» **DO THIS**
Wherever a line in the data below holds "sore", copy that line.
--
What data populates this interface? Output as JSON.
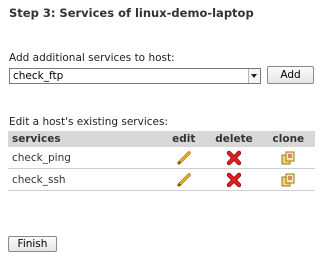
{
  "step": {
    "title": "Step 3:  Services of linux-demo-laptop"
  },
  "add_section": {
    "label": "Add additional services to host:",
    "selected_service": "check_ftp",
    "add_button": "Add"
  },
  "edit_section": {
    "label": "Edit a host's existing services:",
    "columns": {
      "services": "services",
      "edit": "edit",
      "delete": "delete",
      "clone": "clone"
    },
    "rows": [
      {
        "service": "check_ping"
      },
      {
        "service": "check_ssh"
      }
    ]
  },
  "finish_button": "Finish",
  "icons": {
    "edit": "pencil-icon",
    "delete": "red-x-delete-icon",
    "clone": "clone-document-icon"
  },
  "colors": {
    "header_bg": "#d8d8d8",
    "delete_red": "#e02020",
    "pencil_orange": "#e8a317"
  }
}
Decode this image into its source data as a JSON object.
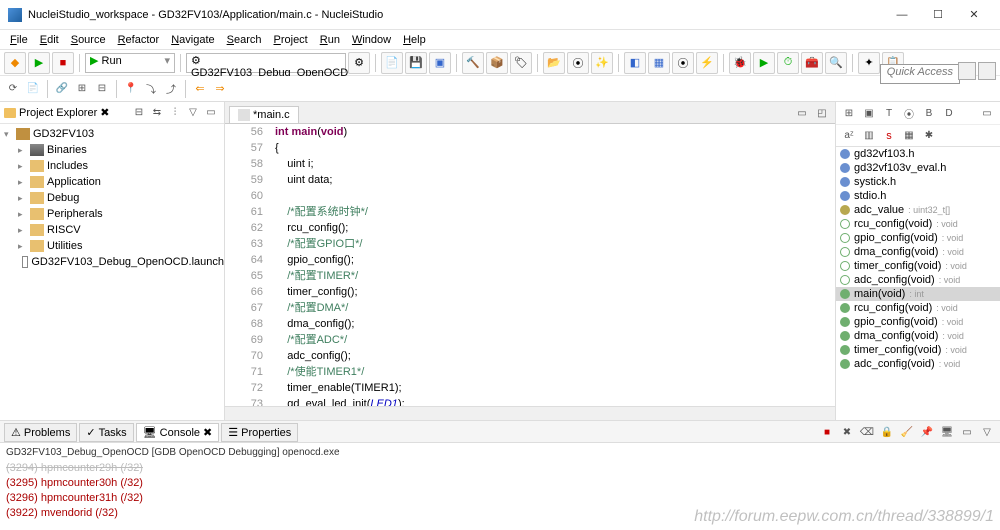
{
  "window": {
    "title": "NucleiStudio_workspace - GD32FV103/Application/main.c - NucleiStudio"
  },
  "menu": [
    "File",
    "Edit",
    "Source",
    "Refactor",
    "Navigate",
    "Search",
    "Project",
    "Run",
    "Window",
    "Help"
  ],
  "toolbar": {
    "run_mode": "Run",
    "debug_config": "GD32FV103_Debug_OpenOCD"
  },
  "quick_access": "Quick Access",
  "project_explorer": {
    "title": "Project Explorer",
    "root": "GD32FV103",
    "nodes": [
      {
        "label": "Binaries",
        "type": "bin"
      },
      {
        "label": "Includes",
        "type": "folder"
      },
      {
        "label": "Application",
        "type": "folder"
      },
      {
        "label": "Debug",
        "type": "folder"
      },
      {
        "label": "Peripherals",
        "type": "folder"
      },
      {
        "label": "RISCV",
        "type": "folder"
      },
      {
        "label": "Utilities",
        "type": "folder"
      },
      {
        "label": "GD32FV103_Debug_OpenOCD.launch",
        "type": "launch"
      }
    ]
  },
  "editor": {
    "tab": "*main.c",
    "lines": [
      {
        "n": 56,
        "html": "<span class='kw'>int</span> <span class='kw'>main</span>(<span class='kw'>void</span>)"
      },
      {
        "n": 57,
        "html": "{"
      },
      {
        "n": 58,
        "html": "    uint i;"
      },
      {
        "n": 59,
        "html": "    uint data;"
      },
      {
        "n": 60,
        "html": ""
      },
      {
        "n": 61,
        "html": "    <span class='cm'>/*配置系统时钟*/</span>"
      },
      {
        "n": 62,
        "html": "    rcu_config();"
      },
      {
        "n": 63,
        "html": "    <span class='cm'>/*配置GPIO口*/</span>"
      },
      {
        "n": 64,
        "html": "    gpio_config();"
      },
      {
        "n": 65,
        "html": "    <span class='cm'>/*配置TIMER*/</span>"
      },
      {
        "n": 66,
        "html": "    timer_config();"
      },
      {
        "n": 67,
        "html": "    <span class='cm'>/*配置DMA*/</span>"
      },
      {
        "n": 68,
        "html": "    dma_config();"
      },
      {
        "n": 69,
        "html": "    <span class='cm'>/*配置ADC*/</span>"
      },
      {
        "n": 70,
        "html": "    adc_config();"
      },
      {
        "n": 71,
        "html": "    <span class='cm'>/*使能TIMER1*/</span>"
      },
      {
        "n": 72,
        "html": "    timer_enable(TIMER1);"
      },
      {
        "n": 73,
        "html": "    gd_eval_led_init(<span class='it'>LED1</span>);"
      }
    ]
  },
  "outline": [
    {
      "icon": "h",
      "label": "gd32vf103.h"
    },
    {
      "icon": "h",
      "label": "gd32vf103v_eval.h"
    },
    {
      "icon": "h",
      "label": "systick.h"
    },
    {
      "icon": "h",
      "label": "stdio.h"
    },
    {
      "icon": "y",
      "label": "adc_value",
      "type": ": uint32_t[]"
    },
    {
      "icon": "g2",
      "label": "rcu_config(void)",
      "type": ": void"
    },
    {
      "icon": "g2",
      "label": "gpio_config(void)",
      "type": ": void"
    },
    {
      "icon": "g2",
      "label": "dma_config(void)",
      "type": ": void"
    },
    {
      "icon": "g2",
      "label": "timer_config(void)",
      "type": ": void"
    },
    {
      "icon": "g2",
      "label": "adc_config(void)",
      "type": ": void"
    },
    {
      "icon": "g",
      "label": "main(void)",
      "type": ": int",
      "sel": true
    },
    {
      "icon": "g",
      "label": "rcu_config(void)",
      "type": ": void"
    },
    {
      "icon": "g",
      "label": "gpio_config(void)",
      "type": ": void"
    },
    {
      "icon": "g",
      "label": "dma_config(void)",
      "type": ": void"
    },
    {
      "icon": "g",
      "label": "timer_config(void)",
      "type": ": void"
    },
    {
      "icon": "g",
      "label": "adc_config(void)",
      "type": ": void"
    }
  ],
  "bottom": {
    "tabs": [
      "Problems",
      "Tasks",
      "Console",
      "Properties"
    ],
    "active": 2,
    "subtitle": "GD32FV103_Debug_OpenOCD [GDB OpenOCD Debugging] openocd.exe",
    "lines": [
      "(3294) hpmcounter29h (/32)",
      "(3295) hpmcounter30h (/32)",
      "(3296) hpmcounter31h (/32)",
      "(3922) mvendorid (/32)"
    ]
  },
  "watermark": "http://forum.eepw.com.cn/thread/338899/1"
}
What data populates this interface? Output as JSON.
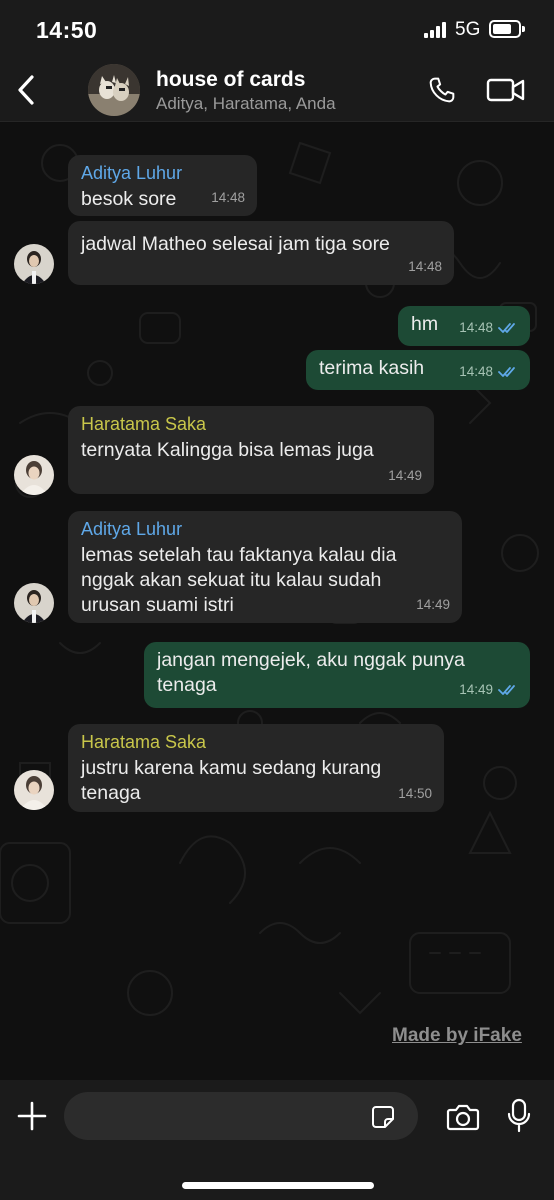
{
  "status_bar": {
    "time": "14:50",
    "network": "5G"
  },
  "header": {
    "title": "house of cards",
    "subtitle": "Aditya, Haratama, Anda",
    "back_icon": "chevron-left-icon",
    "call_icon": "phone-icon",
    "video_icon": "video-camera-icon"
  },
  "colors": {
    "incoming_bubble": "#262626",
    "outgoing_bubble": "#1d4a35",
    "aditya_name": "#5fa8e8",
    "haratama_name": "#c8c64a",
    "read_ticks": "#5fa8e8"
  },
  "messages": [
    {
      "direction": "in",
      "sender": "Aditya Luhur",
      "text": "besok sore",
      "time": "14:48"
    },
    {
      "direction": "in",
      "sender": "",
      "text": "jadwal Matheo selesai jam tiga sore",
      "time": "14:48"
    },
    {
      "direction": "out",
      "text": "hm",
      "time": "14:48",
      "status": "read"
    },
    {
      "direction": "out",
      "text": "terima kasih",
      "time": "14:48",
      "status": "read"
    },
    {
      "direction": "in",
      "sender": "Haratama Saka",
      "text": "ternyata Kalingga bisa lemas juga",
      "time": "14:49"
    },
    {
      "direction": "in",
      "sender": "Aditya Luhur",
      "text": "lemas setelah tau faktanya kalau dia\nnggak akan sekuat itu kalau sudah\nurusan suami istri",
      "time": "14:49"
    },
    {
      "direction": "out",
      "text": "jangan mengejek, aku nggak punya\ntenaga",
      "time": "14:49",
      "status": "read"
    },
    {
      "direction": "in",
      "sender": "Haratama Saka",
      "text": "justru karena kamu sedang kurang\ntenaga",
      "time": "14:50"
    }
  ],
  "watermark": "Made by iFake",
  "input_bar": {
    "placeholder": "",
    "plus_icon": "plus-icon",
    "sticker_icon": "sticker-icon",
    "camera_icon": "camera-icon",
    "mic_icon": "microphone-icon"
  }
}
--
» **RESPONSE TO THE TASK**
      "text": "besok sore",
      "text": "jadwal Matheo selesai jam tiga sore",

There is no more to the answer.